Provided records
○ ○ ○ ○ ○

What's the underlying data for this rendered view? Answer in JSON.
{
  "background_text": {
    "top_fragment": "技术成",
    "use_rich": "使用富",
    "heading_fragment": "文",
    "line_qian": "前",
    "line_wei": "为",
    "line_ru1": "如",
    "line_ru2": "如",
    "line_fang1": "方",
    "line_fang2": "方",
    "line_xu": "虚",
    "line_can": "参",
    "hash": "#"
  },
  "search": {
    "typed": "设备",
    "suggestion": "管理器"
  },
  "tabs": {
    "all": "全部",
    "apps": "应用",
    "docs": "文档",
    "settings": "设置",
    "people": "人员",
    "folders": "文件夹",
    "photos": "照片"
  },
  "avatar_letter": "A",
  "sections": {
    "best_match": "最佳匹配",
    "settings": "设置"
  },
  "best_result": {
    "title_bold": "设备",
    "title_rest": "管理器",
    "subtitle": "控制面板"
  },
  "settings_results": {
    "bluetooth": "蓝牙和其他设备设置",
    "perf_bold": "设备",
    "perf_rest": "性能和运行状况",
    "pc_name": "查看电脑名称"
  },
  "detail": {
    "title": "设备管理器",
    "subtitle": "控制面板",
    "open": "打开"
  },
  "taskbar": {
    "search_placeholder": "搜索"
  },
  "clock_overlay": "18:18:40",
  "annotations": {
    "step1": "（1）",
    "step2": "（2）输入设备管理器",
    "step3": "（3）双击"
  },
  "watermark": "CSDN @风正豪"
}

○ ○ ○ ○ ○

Instruction
Recopy all the lines exactly as they appear.

Output of the exercise
What's the underlying data for this rendered view? Answer in JSON.
{
  "background_text": {
    "top_fragment": "技术成",
    "use_rich": "使用富",
    "heading_fragment": "文",
    "line_qian": "前",
    "line_wei": "为",
    "line_ru1": "如",
    "line_ru2": "如",
    "line_fang1": "方",
    "line_fang2": "方",
    "line_xu": "虚",
    "line_can": "参",
    "hash": "#"
  },
  "search": {
    "typed": "设备",
    "suggestion": "管理器"
  },
  "tabs": {
    "all": "全部",
    "apps": "应用",
    "docs": "文档",
    "settings": "设置",
    "people": "人员",
    "folders": "文件夹",
    "photos": "照片"
  },
  "avatar_letter": "A",
  "sections": {
    "best_match": "最佳匹配",
    "settings": "设置"
  },
  "best_result": {
    "title_bold": "设备",
    "title_rest": "管理器",
    "subtitle": "控制面板"
  },
  "settings_results": {
    "bluetooth": "蓝牙和其他设备设置",
    "perf_bold": "设备",
    "perf_rest": "性能和运行状况",
    "pc_name": "查看电脑名称"
  },
  "detail": {
    "title": "设备管理器",
    "subtitle": "控制面板",
    "open": "打开"
  },
  "taskbar": {
    "search_placeholder": "搜索"
  },
  "clock_overlay": "18:18:40",
  "annotations": {
    "step1": "（1）",
    "step2": "（2）输入设备管理器",
    "step3": "（3）双击"
  },
  "watermark": "CSDN @风正豪"
}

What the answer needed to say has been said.